--- START ---

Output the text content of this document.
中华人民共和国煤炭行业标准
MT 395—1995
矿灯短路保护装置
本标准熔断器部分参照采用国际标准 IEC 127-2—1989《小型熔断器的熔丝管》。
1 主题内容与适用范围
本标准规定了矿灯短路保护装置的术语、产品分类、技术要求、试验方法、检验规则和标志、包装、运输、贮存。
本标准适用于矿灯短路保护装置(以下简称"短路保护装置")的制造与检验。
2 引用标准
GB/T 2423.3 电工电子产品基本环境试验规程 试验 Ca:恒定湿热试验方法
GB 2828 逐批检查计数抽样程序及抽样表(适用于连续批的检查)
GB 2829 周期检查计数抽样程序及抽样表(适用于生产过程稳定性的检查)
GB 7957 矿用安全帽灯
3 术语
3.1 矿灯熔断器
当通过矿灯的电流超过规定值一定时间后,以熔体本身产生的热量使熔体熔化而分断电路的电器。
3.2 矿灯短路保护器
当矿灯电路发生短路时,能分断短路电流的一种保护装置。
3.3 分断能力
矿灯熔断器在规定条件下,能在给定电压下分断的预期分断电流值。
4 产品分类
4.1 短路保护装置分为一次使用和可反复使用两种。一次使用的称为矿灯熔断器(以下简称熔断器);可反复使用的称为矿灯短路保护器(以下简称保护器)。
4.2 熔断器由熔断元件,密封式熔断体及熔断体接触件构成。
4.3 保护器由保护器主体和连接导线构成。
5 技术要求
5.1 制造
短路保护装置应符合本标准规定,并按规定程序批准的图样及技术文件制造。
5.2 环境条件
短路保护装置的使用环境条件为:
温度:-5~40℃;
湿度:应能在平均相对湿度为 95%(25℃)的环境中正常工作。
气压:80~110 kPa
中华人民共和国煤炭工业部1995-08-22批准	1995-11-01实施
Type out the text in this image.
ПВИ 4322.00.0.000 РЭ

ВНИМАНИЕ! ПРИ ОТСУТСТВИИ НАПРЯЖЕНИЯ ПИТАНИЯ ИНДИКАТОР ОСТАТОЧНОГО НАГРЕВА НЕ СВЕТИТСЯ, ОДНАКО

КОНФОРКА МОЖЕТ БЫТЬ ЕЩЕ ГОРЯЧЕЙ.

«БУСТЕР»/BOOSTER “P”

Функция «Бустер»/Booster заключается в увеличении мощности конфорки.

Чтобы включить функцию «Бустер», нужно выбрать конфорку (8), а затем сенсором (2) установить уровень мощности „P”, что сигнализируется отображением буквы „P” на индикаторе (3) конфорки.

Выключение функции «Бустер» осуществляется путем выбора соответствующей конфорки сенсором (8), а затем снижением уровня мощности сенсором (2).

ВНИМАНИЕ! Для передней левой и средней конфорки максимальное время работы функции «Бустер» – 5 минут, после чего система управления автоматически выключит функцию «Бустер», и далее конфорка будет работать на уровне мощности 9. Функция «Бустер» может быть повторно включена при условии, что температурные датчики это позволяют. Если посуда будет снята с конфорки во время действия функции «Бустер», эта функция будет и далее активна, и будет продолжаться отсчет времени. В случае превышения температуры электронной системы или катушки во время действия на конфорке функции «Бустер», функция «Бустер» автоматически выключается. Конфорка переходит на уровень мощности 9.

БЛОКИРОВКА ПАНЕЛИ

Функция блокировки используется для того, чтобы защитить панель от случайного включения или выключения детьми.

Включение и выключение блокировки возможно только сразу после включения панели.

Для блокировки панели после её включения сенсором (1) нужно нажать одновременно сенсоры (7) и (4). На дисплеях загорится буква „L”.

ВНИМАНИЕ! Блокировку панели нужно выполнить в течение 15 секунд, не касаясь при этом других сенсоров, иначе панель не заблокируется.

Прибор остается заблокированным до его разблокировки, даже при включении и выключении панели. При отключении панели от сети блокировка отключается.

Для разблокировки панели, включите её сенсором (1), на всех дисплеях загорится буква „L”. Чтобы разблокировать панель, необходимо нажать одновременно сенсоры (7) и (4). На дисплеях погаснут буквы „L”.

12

--- END ---

* EXERCISE DETAILS: Keep only the lines that hold the string "буква", and copy them out.

* EXERCISE OUTPUT:
Для блокировки панели после её включения сенсором (1) нужно нажать одновременно сенсоры (7) и (4). На дисплеях загорится буква „L”.
Для разблокировки панели, включите её сенсором (1), на всех дисплеях загорится буква „L”. Чтобы разблокировать панель, необходимо нажать одновременно сенсоры (7) и (4). На дисплеях погаснут буквы „L”.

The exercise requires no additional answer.